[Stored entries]
■ ■ ■ ■ ■ ■ ■

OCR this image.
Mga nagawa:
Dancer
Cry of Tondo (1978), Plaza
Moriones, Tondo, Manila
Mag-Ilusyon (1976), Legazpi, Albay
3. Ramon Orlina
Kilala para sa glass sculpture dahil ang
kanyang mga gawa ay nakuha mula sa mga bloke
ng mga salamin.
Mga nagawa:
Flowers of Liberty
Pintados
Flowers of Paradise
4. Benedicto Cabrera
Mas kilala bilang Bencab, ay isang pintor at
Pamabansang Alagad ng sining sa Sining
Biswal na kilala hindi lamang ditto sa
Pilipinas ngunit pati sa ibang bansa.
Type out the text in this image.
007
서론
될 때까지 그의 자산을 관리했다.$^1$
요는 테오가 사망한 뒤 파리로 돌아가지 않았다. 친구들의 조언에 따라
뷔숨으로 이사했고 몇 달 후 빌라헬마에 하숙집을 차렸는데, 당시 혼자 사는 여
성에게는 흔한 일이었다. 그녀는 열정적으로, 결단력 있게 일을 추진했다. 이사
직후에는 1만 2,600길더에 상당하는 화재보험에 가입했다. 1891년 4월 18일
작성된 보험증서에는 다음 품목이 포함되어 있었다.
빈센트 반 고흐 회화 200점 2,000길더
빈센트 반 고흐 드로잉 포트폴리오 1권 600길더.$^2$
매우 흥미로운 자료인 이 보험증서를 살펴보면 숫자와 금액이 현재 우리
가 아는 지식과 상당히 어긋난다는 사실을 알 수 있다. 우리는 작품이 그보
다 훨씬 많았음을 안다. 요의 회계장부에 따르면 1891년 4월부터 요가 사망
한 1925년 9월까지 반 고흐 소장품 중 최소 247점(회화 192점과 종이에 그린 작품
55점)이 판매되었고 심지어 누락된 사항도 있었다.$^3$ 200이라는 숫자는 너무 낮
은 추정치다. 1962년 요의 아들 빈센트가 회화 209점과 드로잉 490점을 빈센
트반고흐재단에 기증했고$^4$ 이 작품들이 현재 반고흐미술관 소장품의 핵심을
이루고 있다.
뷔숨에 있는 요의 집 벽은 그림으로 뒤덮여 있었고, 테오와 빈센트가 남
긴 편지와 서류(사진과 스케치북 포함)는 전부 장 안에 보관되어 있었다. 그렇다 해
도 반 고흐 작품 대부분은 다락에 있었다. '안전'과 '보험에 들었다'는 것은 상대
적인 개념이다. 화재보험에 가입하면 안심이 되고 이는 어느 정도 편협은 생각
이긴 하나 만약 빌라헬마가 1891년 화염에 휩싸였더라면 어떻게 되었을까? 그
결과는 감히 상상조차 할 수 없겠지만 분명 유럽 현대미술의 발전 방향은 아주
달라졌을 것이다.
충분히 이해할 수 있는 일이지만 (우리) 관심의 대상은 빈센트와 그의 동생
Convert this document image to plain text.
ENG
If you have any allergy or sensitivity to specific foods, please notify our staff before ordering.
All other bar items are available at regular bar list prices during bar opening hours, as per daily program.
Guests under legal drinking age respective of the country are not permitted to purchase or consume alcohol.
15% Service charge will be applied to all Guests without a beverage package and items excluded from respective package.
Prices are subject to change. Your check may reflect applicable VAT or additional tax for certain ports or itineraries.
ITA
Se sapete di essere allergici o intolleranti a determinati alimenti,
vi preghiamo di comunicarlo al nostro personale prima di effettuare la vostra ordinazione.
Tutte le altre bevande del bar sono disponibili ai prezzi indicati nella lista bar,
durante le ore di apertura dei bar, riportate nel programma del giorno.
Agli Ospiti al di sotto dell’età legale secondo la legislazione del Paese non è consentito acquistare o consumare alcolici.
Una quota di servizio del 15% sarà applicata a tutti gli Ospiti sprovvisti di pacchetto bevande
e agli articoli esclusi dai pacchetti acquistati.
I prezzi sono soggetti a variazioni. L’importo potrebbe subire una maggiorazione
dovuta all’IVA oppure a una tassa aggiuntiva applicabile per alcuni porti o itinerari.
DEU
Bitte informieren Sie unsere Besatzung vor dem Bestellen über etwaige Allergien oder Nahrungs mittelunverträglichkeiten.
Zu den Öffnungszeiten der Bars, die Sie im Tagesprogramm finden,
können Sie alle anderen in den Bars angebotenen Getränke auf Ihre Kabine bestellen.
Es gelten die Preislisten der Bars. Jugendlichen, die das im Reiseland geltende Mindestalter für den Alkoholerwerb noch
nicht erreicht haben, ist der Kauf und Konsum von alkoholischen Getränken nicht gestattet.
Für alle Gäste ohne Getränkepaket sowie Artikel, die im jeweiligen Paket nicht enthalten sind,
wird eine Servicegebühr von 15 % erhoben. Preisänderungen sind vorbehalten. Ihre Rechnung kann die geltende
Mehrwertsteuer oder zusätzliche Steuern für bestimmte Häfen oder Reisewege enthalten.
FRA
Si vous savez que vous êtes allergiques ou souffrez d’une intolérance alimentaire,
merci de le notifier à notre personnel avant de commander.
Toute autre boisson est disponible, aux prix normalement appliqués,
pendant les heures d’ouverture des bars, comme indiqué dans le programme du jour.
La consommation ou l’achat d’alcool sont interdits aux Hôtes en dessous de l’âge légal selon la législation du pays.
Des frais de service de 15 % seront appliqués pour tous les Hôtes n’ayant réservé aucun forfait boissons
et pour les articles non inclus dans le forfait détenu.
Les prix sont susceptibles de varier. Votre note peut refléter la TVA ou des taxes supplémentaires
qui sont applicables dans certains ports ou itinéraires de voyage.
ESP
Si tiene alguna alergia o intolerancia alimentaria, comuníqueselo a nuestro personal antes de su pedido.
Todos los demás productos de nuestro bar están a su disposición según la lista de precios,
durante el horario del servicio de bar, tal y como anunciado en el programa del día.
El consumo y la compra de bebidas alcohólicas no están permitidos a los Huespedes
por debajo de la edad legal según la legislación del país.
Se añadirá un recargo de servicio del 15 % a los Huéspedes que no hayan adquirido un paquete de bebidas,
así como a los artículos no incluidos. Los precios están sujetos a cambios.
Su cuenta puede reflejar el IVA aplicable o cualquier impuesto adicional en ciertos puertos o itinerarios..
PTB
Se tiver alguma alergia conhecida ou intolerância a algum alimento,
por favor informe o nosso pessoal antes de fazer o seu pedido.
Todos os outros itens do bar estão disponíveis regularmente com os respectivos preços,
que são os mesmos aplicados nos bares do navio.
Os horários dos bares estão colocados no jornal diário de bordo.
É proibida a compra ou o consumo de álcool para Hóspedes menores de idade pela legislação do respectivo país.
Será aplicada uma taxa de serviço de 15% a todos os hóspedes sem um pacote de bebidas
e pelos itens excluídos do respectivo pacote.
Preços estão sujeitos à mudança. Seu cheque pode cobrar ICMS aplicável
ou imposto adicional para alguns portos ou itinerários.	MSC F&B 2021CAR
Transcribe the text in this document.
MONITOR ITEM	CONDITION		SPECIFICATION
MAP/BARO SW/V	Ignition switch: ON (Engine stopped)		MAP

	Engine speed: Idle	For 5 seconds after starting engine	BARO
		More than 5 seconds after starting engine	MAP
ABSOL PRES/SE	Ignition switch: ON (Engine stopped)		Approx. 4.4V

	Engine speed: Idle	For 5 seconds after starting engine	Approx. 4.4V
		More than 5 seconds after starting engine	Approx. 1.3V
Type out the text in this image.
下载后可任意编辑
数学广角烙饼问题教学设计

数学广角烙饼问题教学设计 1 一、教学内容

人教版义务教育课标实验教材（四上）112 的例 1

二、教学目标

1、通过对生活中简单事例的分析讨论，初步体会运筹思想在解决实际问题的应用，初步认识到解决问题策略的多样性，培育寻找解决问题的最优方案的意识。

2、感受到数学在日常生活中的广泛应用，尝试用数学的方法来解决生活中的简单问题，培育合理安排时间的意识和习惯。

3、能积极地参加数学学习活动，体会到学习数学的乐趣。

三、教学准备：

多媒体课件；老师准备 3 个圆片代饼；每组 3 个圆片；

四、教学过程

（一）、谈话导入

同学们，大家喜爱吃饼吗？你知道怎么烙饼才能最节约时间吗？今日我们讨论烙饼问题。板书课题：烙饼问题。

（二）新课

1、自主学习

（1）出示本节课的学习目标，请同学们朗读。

■ ■ ■ ■ ■ ■ ■

Write out the lines above, starting at the line that contains "Transcribe the text in this document." and ending with the final line, and nothing else; copy them exactly.

→ Answer:
Transcribe the text in this document.
MONITOR ITEM	CONDITION		SPECIFICATION
MAP/BARO SW/V	Ignition switch: ON (Engine stopped)		MAP

	Engine speed: Idle	For 5 seconds after starting engine	BARO
		More than 5 seconds after starting engine	MAP
ABSOL PRES/SE	Ignition switch: ON (Engine stopped)		Approx. 4.4V

	Engine speed: Idle	For 5 seconds after starting engine	Approx. 4.4V
		More than 5 seconds after starting engine	Approx. 1.3V
Type out the text in this image.
下载后可任意编辑
数学广角烙饼问题教学设计

数学广角烙饼问题教学设计 1 一、教学内容

人教版义务教育课标实验教材（四上）112 的例 1

二、教学目标

1、通过对生活中简单事例的分析讨论，初步体会运筹思想在解决实际问题的应用，初步认识到解决问题策略的多样性，培育寻找解决问题的最优方案的意识。

2、感受到数学在日常生活中的广泛应用，尝试用数学的方法来解决生活中的简单问题，培育合理安排时间的意识和习惯。

3、能积极地参加数学学习活动，体会到学习数学的乐趣。

三、教学准备：

多媒体课件；老师准备 3 个圆片代饼；每组 3 个圆片；

四、教学过程

（一）、谈话导入

同学们，大家喜爱吃饼吗？你知道怎么烙饼才能最节约时间吗？今日我们讨论烙饼问题。板书课题：烙饼问题。

（二）新课

1、自主学习

（1）出示本节课的学习目标，请同学们朗读。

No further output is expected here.